— Problem to solve —
Set the listing down unchanged, minus every embedded image.

=-=-=-=-=

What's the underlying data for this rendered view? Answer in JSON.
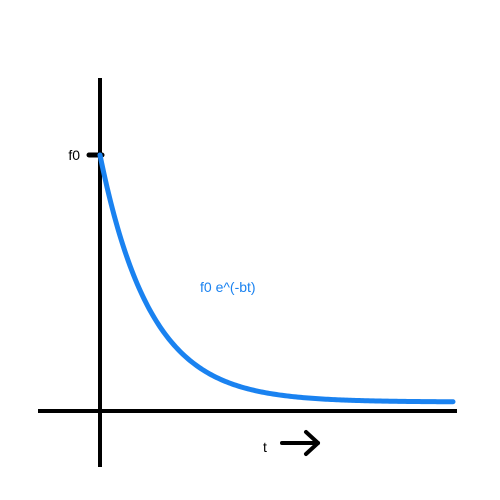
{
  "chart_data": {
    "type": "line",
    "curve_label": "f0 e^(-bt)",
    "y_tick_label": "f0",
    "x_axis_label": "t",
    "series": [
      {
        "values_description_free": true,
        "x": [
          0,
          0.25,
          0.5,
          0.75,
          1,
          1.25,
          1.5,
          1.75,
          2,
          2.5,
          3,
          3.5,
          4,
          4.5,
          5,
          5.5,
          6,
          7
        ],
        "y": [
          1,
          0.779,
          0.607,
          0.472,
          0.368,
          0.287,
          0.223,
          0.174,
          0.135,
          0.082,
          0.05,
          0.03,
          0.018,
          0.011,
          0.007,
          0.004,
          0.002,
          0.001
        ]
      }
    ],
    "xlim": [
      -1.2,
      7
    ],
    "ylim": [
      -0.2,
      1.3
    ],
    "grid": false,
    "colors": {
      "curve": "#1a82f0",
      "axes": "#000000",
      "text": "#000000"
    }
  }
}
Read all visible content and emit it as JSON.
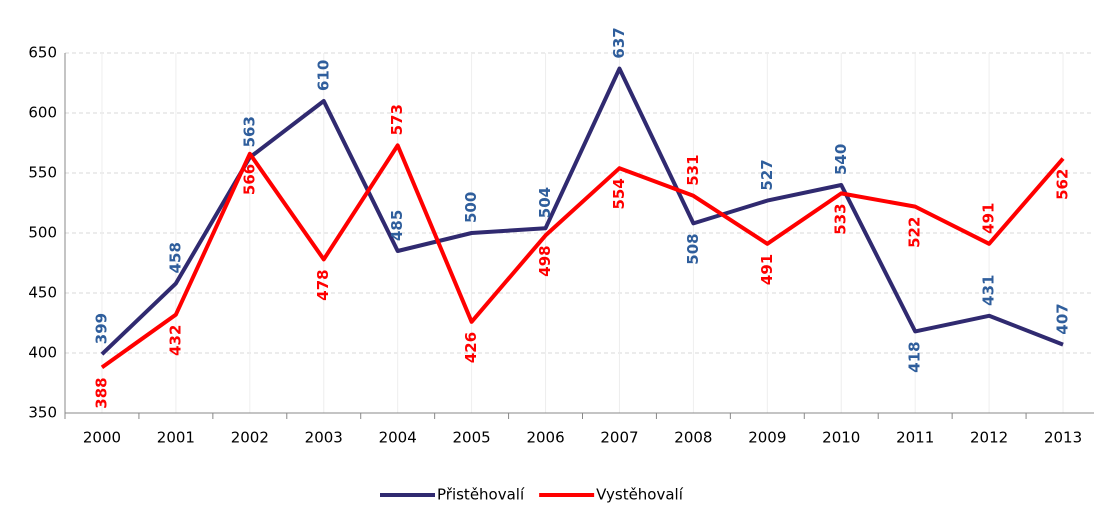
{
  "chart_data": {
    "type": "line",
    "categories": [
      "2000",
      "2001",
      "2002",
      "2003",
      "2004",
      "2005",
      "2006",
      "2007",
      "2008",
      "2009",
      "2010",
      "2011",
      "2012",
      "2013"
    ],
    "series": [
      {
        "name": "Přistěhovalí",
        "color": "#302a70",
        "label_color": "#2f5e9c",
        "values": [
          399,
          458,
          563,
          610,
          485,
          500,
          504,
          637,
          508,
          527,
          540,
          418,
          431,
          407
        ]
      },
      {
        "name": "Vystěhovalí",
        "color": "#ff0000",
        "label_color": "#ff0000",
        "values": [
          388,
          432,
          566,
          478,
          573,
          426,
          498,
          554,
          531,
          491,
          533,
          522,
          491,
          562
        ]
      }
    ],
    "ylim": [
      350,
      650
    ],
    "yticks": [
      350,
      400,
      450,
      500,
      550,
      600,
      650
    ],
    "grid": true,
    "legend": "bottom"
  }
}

=-=-=-=-=

— Answer to this task —
What's the underlying data for this rendered view? Answer in JSON.
{
  "chart_data": {
    "type": "line",
    "curve_label": "f0 e^(-bt)",
    "y_tick_label": "f0",
    "x_axis_label": "t",
    "series": [
      {
        "values_description_free": true,
        "x": [
          0,
          0.25,
          0.5,
          0.75,
          1,
          1.25,
          1.5,
          1.75,
          2,
          2.5,
          3,
          3.5,
          4,
          4.5,
          5,
          5.5,
          6,
          7
        ],
        "y": [
          1,
          0.779,
          0.607,
          0.472,
          0.368,
          0.287,
          0.223,
          0.174,
          0.135,
          0.082,
          0.05,
          0.03,
          0.018,
          0.011,
          0.007,
          0.004,
          0.002,
          0.001
        ]
      }
    ],
    "xlim": [
      -1.2,
      7
    ],
    "ylim": [
      -0.2,
      1.3
    ],
    "grid": false,
    "colors": {
      "curve": "#1a82f0",
      "axes": "#000000",
      "text": "#000000"
    }
  }
}
Read all visible content and emit it as JSON.
{
  "chart_data": {
    "type": "line",
    "categories": [
      "2000",
      "2001",
      "2002",
      "2003",
      "2004",
      "2005",
      "2006",
      "2007",
      "2008",
      "2009",
      "2010",
      "2011",
      "2012",
      "2013"
    ],
    "series": [
      {
        "name": "Přistěhovalí",
        "color": "#302a70",
        "label_color": "#2f5e9c",
        "values": [
          399,
          458,
          563,
          610,
          485,
          500,
          504,
          637,
          508,
          527,
          540,
          418,
          431,
          407
        ]
      },
      {
        "name": "Vystěhovalí",
        "color": "#ff0000",
        "label_color": "#ff0000",
        "values": [
          388,
          432,
          566,
          478,
          573,
          426,
          498,
          554,
          531,
          491,
          533,
          522,
          491,
          562
        ]
      }
    ],
    "ylim": [
      350,
      650
    ],
    "yticks": [
      350,
      400,
      450,
      500,
      550,
      600,
      650
    ],
    "grid": true,
    "legend": "bottom"
  }
}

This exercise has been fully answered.